**Directions**. Read the lines below. Copy out any that hold the string "JSON".

[BEGIN]

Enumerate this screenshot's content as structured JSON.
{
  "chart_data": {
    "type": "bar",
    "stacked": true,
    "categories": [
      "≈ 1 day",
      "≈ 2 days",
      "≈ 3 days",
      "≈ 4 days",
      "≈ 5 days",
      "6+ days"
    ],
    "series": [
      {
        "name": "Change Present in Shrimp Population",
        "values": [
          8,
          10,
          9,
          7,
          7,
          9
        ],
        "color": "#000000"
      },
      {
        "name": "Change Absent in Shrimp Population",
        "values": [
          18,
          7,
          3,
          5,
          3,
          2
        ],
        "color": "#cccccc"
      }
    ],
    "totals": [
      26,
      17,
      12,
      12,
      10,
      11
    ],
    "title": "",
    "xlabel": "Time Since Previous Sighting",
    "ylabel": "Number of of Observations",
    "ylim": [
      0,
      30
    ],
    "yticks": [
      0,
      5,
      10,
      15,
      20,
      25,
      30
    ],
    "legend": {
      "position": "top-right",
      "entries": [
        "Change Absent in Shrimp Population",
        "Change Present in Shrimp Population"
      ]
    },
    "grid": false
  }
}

[END]
[BEGIN]

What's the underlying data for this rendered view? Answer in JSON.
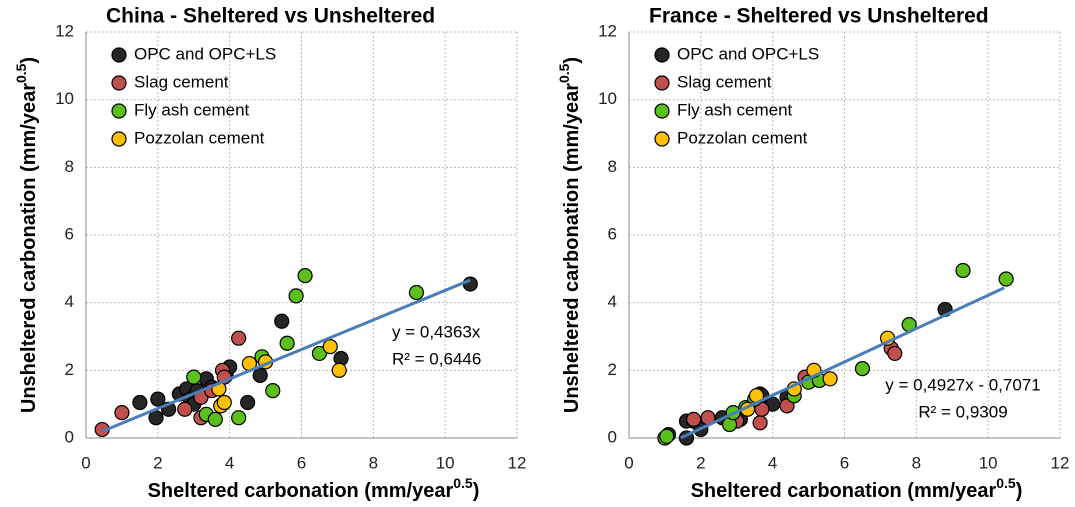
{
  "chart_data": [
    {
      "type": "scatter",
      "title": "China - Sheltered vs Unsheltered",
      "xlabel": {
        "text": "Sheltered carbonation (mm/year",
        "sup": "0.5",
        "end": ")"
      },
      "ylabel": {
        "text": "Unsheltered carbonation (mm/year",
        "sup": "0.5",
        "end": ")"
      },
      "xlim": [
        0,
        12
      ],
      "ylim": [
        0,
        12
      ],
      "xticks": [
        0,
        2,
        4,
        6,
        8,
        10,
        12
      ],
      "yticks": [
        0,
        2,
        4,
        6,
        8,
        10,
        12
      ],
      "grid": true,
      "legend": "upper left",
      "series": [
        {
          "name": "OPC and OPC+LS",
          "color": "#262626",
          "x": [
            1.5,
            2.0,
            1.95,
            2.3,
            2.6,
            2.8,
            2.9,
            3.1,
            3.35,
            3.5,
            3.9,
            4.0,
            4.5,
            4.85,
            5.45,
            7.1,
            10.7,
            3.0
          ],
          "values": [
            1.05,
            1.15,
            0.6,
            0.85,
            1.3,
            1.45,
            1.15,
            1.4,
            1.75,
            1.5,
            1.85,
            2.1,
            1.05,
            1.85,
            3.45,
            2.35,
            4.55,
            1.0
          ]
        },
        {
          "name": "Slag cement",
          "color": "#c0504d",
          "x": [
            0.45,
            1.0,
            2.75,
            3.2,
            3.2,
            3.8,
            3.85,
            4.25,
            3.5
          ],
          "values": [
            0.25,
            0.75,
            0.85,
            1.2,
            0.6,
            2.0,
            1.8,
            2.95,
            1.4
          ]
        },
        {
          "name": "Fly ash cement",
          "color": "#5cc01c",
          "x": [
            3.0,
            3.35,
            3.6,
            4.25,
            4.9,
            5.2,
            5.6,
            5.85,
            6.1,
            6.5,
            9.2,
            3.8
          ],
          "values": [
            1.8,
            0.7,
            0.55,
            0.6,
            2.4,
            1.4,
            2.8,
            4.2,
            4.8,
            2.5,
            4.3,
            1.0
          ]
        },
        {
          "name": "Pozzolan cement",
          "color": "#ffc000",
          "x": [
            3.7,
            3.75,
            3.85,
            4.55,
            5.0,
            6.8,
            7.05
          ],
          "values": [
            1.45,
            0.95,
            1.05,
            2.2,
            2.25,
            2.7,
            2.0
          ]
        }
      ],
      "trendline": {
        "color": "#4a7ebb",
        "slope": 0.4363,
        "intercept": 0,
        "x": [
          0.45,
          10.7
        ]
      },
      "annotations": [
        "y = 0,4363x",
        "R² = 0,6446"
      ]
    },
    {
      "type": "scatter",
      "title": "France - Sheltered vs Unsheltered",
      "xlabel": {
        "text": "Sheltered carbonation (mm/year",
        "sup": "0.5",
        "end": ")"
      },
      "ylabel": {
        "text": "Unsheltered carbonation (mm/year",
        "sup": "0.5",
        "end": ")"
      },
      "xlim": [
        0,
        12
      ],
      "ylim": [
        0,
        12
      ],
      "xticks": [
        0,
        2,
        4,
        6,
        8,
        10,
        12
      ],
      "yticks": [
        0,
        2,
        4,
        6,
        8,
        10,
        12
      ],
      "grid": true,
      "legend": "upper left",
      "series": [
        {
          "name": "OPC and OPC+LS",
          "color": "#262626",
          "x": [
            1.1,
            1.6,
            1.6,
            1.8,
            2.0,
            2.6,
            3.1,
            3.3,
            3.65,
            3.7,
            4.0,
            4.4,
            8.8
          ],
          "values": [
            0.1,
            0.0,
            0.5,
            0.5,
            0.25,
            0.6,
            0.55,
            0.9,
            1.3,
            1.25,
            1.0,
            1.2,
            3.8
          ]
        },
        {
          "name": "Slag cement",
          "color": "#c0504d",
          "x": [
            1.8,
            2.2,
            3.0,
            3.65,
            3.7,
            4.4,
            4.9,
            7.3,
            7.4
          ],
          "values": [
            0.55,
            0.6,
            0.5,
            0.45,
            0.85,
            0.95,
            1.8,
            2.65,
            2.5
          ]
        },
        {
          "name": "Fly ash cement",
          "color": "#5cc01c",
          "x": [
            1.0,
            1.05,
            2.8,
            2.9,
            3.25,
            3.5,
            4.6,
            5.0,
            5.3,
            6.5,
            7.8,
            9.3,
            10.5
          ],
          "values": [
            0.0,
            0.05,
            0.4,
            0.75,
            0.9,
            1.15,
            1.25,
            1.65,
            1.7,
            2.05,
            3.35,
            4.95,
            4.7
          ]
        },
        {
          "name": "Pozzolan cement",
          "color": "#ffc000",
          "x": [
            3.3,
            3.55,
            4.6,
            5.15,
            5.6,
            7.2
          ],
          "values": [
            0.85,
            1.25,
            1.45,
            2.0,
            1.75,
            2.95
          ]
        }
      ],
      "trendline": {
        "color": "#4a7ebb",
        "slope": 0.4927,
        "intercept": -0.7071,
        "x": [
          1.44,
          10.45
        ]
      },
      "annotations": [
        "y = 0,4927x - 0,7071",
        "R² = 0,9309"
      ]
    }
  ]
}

[END]
[BEGIN]

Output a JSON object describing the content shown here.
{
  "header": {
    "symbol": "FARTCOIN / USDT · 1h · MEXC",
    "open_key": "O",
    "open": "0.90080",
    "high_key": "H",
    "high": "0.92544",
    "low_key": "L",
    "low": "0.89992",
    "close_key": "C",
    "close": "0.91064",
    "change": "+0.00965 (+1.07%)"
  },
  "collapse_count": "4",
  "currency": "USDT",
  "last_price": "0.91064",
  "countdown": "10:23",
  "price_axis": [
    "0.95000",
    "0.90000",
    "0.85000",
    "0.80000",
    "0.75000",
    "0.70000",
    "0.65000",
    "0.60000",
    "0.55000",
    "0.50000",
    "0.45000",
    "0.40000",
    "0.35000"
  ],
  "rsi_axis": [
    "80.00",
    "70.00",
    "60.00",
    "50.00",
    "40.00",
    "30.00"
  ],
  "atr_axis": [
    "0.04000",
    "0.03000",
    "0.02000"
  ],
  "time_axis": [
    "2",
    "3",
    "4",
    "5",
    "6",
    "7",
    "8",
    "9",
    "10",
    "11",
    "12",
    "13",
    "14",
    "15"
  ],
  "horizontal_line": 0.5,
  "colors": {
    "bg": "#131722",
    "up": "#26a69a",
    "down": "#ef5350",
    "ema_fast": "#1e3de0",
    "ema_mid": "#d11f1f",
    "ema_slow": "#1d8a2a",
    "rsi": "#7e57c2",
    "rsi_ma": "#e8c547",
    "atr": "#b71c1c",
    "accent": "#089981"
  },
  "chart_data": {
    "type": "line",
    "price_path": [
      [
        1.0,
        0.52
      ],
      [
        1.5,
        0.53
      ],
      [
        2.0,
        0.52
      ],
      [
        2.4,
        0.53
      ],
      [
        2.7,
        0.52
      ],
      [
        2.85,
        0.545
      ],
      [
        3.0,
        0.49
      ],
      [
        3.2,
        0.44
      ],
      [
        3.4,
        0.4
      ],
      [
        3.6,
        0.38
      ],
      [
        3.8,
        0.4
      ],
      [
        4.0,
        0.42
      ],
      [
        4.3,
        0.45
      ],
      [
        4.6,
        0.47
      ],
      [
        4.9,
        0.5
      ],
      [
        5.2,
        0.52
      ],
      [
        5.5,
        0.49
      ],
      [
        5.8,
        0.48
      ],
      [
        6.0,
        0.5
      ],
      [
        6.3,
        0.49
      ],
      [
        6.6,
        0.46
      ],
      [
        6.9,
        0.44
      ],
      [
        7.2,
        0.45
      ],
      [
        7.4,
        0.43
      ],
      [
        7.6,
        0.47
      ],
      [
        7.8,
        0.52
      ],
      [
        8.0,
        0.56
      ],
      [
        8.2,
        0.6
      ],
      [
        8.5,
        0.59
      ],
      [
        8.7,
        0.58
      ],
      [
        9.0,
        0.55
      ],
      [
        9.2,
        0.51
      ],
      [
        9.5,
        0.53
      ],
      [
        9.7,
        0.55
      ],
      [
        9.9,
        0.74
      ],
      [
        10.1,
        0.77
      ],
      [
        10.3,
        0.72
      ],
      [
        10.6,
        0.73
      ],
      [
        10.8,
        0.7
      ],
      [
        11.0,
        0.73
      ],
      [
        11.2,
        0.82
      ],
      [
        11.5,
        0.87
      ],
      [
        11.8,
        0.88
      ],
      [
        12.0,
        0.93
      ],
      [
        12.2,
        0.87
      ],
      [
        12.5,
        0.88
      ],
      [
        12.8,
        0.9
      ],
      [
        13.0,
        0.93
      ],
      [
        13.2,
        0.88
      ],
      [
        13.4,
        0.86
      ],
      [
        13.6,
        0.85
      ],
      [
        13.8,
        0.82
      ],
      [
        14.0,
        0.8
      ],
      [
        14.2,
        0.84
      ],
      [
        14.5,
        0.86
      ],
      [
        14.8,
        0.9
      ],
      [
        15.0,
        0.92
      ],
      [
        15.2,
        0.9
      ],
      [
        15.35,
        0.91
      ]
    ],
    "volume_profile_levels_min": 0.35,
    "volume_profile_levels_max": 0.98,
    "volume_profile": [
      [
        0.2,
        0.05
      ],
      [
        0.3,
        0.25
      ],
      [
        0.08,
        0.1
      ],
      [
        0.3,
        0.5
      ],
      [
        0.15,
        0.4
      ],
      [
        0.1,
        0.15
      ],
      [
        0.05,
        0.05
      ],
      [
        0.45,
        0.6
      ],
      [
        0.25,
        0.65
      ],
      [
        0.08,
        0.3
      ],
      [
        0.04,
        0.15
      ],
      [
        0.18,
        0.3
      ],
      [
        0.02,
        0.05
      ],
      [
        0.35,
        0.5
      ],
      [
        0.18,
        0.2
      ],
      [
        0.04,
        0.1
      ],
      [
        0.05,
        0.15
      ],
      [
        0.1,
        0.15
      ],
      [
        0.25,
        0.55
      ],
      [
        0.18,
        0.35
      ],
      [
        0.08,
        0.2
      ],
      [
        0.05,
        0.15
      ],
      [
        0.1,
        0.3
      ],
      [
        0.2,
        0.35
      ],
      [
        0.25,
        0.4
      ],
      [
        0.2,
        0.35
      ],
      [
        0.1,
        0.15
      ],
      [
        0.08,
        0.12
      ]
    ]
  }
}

[END]

**Reply**.
Enumerate this screenshot's content as structured JSON.
What's the underlying data for this rendered view? Answer in JSON.
Output a JSON object describing the content shown here.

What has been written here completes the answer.